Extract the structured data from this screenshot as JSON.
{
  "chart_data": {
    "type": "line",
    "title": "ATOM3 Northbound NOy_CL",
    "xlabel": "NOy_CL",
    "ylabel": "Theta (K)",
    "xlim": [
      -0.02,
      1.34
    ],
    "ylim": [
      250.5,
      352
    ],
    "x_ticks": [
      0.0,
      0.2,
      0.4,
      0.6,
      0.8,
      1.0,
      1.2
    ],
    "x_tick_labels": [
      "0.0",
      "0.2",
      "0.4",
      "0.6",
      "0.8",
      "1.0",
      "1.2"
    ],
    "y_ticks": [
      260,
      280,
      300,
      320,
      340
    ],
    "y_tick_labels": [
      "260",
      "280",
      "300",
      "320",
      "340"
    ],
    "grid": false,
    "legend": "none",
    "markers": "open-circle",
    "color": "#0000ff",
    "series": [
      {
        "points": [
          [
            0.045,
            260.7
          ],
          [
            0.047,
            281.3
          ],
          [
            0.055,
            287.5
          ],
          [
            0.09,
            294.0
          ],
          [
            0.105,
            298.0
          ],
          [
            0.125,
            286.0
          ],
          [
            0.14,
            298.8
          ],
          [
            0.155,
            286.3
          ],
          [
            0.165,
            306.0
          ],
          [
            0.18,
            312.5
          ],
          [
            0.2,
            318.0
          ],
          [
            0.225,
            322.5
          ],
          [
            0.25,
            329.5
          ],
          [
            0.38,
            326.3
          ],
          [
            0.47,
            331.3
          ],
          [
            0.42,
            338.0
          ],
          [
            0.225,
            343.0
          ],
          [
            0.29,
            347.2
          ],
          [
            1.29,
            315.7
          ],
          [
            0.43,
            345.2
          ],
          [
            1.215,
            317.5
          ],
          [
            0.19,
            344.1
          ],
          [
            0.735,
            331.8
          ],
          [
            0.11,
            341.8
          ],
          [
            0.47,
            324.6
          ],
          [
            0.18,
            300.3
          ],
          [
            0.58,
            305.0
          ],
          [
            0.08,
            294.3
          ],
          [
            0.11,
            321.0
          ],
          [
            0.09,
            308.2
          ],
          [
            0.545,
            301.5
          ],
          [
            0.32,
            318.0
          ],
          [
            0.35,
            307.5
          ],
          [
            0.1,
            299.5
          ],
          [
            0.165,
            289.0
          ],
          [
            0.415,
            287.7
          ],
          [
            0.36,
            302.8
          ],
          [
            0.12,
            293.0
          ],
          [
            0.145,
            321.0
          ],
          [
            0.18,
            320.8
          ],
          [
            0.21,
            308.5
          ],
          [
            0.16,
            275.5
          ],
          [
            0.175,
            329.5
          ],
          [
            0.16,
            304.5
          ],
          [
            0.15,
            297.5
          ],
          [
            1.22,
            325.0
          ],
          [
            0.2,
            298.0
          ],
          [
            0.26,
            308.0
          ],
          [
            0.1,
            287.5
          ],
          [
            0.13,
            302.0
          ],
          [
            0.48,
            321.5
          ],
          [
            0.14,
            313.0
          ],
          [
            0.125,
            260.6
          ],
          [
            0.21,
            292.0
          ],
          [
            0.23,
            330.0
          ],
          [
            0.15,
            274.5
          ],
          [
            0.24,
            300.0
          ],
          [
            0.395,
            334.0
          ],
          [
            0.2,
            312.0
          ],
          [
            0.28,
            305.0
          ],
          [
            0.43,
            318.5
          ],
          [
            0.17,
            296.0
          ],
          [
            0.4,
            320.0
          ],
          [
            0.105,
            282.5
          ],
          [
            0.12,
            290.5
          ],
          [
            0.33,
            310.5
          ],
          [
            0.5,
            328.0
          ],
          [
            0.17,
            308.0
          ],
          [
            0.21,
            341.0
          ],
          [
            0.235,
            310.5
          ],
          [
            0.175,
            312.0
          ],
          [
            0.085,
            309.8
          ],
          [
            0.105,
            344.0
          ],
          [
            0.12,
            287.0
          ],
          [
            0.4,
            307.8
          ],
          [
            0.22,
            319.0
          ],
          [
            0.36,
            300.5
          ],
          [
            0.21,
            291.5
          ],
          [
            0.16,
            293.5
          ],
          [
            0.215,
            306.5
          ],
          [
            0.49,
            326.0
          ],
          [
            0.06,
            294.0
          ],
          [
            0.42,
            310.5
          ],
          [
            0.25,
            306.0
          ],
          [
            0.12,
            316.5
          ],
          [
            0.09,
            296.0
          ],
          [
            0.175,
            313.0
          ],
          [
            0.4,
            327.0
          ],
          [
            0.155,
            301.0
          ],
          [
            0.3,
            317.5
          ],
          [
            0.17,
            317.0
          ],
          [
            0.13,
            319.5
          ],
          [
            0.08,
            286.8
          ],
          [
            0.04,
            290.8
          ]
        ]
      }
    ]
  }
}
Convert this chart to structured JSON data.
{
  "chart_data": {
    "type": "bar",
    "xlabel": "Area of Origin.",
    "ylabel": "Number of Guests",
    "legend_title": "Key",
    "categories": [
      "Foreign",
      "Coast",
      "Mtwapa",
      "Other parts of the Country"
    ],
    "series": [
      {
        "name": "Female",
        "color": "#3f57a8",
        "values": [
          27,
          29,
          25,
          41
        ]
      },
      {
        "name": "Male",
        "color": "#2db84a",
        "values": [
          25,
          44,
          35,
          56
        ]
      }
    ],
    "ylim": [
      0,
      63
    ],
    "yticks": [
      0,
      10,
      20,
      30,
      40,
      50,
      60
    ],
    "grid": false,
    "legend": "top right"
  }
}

What the task asks
Repeat the records above exactly, from the first line to the last.

Solved exercise
Extract the structured data from this screenshot as JSON.
{
  "chart_data": {
    "type": "line",
    "title": "ATOM3 Northbound NOy_CL",
    "xlabel": "NOy_CL",
    "ylabel": "Theta (K)",
    "xlim": [
      -0.02,
      1.34
    ],
    "ylim": [
      250.5,
      352
    ],
    "x_ticks": [
      0.0,
      0.2,
      0.4,
      0.6,
      0.8,
      1.0,
      1.2
    ],
    "x_tick_labels": [
      "0.0",
      "0.2",
      "0.4",
      "0.6",
      "0.8",
      "1.0",
      "1.2"
    ],
    "y_ticks": [
      260,
      280,
      300,
      320,
      340
    ],
    "y_tick_labels": [
      "260",
      "280",
      "300",
      "320",
      "340"
    ],
    "grid": false,
    "legend": "none",
    "markers": "open-circle",
    "color": "#0000ff",
    "series": [
      {
        "points": [
          [
            0.045,
            260.7
          ],
          [
            0.047,
            281.3
          ],
          [
            0.055,
            287.5
          ],
          [
            0.09,
            294.0
          ],
          [
            0.105,
            298.0
          ],
          [
            0.125,
            286.0
          ],
          [
            0.14,
            298.8
          ],
          [
            0.155,
            286.3
          ],
          [
            0.165,
            306.0
          ],
          [
            0.18,
            312.5
          ],
          [
            0.2,
            318.0
          ],
          [
            0.225,
            322.5
          ],
          [
            0.25,
            329.5
          ],
          [
            0.38,
            326.3
          ],
          [
            0.47,
            331.3
          ],
          [
            0.42,
            338.0
          ],
          [
            0.225,
            343.0
          ],
          [
            0.29,
            347.2
          ],
          [
            1.29,
            315.7
          ],
          [
            0.43,
            345.2
          ],
          [
            1.215,
            317.5
          ],
          [
            0.19,
            344.1
          ],
          [
            0.735,
            331.8
          ],
          [
            0.11,
            341.8
          ],
          [
            0.47,
            324.6
          ],
          [
            0.18,
            300.3
          ],
          [
            0.58,
            305.0
          ],
          [
            0.08,
            294.3
          ],
          [
            0.11,
            321.0
          ],
          [
            0.09,
            308.2
          ],
          [
            0.545,
            301.5
          ],
          [
            0.32,
            318.0
          ],
          [
            0.35,
            307.5
          ],
          [
            0.1,
            299.5
          ],
          [
            0.165,
            289.0
          ],
          [
            0.415,
            287.7
          ],
          [
            0.36,
            302.8
          ],
          [
            0.12,
            293.0
          ],
          [
            0.145,
            321.0
          ],
          [
            0.18,
            320.8
          ],
          [
            0.21,
            308.5
          ],
          [
            0.16,
            275.5
          ],
          [
            0.175,
            329.5
          ],
          [
            0.16,
            304.5
          ],
          [
            0.15,
            297.5
          ],
          [
            1.22,
            325.0
          ],
          [
            0.2,
            298.0
          ],
          [
            0.26,
            308.0
          ],
          [
            0.1,
            287.5
          ],
          [
            0.13,
            302.0
          ],
          [
            0.48,
            321.5
          ],
          [
            0.14,
            313.0
          ],
          [
            0.125,
            260.6
          ],
          [
            0.21,
            292.0
          ],
          [
            0.23,
            330.0
          ],
          [
            0.15,
            274.5
          ],
          [
            0.24,
            300.0
          ],
          [
            0.395,
            334.0
          ],
          [
            0.2,
            312.0
          ],
          [
            0.28,
            305.0
          ],
          [
            0.43,
            318.5
          ],
          [
            0.17,
            296.0
          ],
          [
            0.4,
            320.0
          ],
          [
            0.105,
            282.5
          ],
          [
            0.12,
            290.5
          ],
          [
            0.33,
            310.5
          ],
          [
            0.5,
            328.0
          ],
          [
            0.17,
            308.0
          ],
          [
            0.21,
            341.0
          ],
          [
            0.235,
            310.5
          ],
          [
            0.175,
            312.0
          ],
          [
            0.085,
            309.8
          ],
          [
            0.105,
            344.0
          ],
          [
            0.12,
            287.0
          ],
          [
            0.4,
            307.8
          ],
          [
            0.22,
            319.0
          ],
          [
            0.36,
            300.5
          ],
          [
            0.21,
            291.5
          ],
          [
            0.16,
            293.5
          ],
          [
            0.215,
            306.5
          ],
          [
            0.49,
            326.0
          ],
          [
            0.06,
            294.0
          ],
          [
            0.42,
            310.5
          ],
          [
            0.25,
            306.0
          ],
          [
            0.12,
            316.5
          ],
          [
            0.09,
            296.0
          ],
          [
            0.175,
            313.0
          ],
          [
            0.4,
            327.0
          ],
          [
            0.155,
            301.0
          ],
          [
            0.3,
            317.5
          ],
          [
            0.17,
            317.0
          ],
          [
            0.13,
            319.5
          ],
          [
            0.08,
            286.8
          ],
          [
            0.04,
            290.8
          ]
        ]
      }
    ]
  }
}
Convert this chart to structured JSON data.
{
  "chart_data": {
    "type": "bar",
    "xlabel": "Area of Origin.",
    "ylabel": "Number of Guests",
    "legend_title": "Key",
    "categories": [
      "Foreign",
      "Coast",
      "Mtwapa",
      "Other parts of the Country"
    ],
    "series": [
      {
        "name": "Female",
        "color": "#3f57a8",
        "values": [
          27,
          29,
          25,
          41
        ]
      },
      {
        "name": "Male",
        "color": "#2db84a",
        "values": [
          25,
          44,
          35,
          56
        ]
      }
    ],
    "ylim": [
      0,
      63
    ],
    "yticks": [
      0,
      10,
      20,
      30,
      40,
      50,
      60
    ],
    "grid": false,
    "legend": "top right"
  }
}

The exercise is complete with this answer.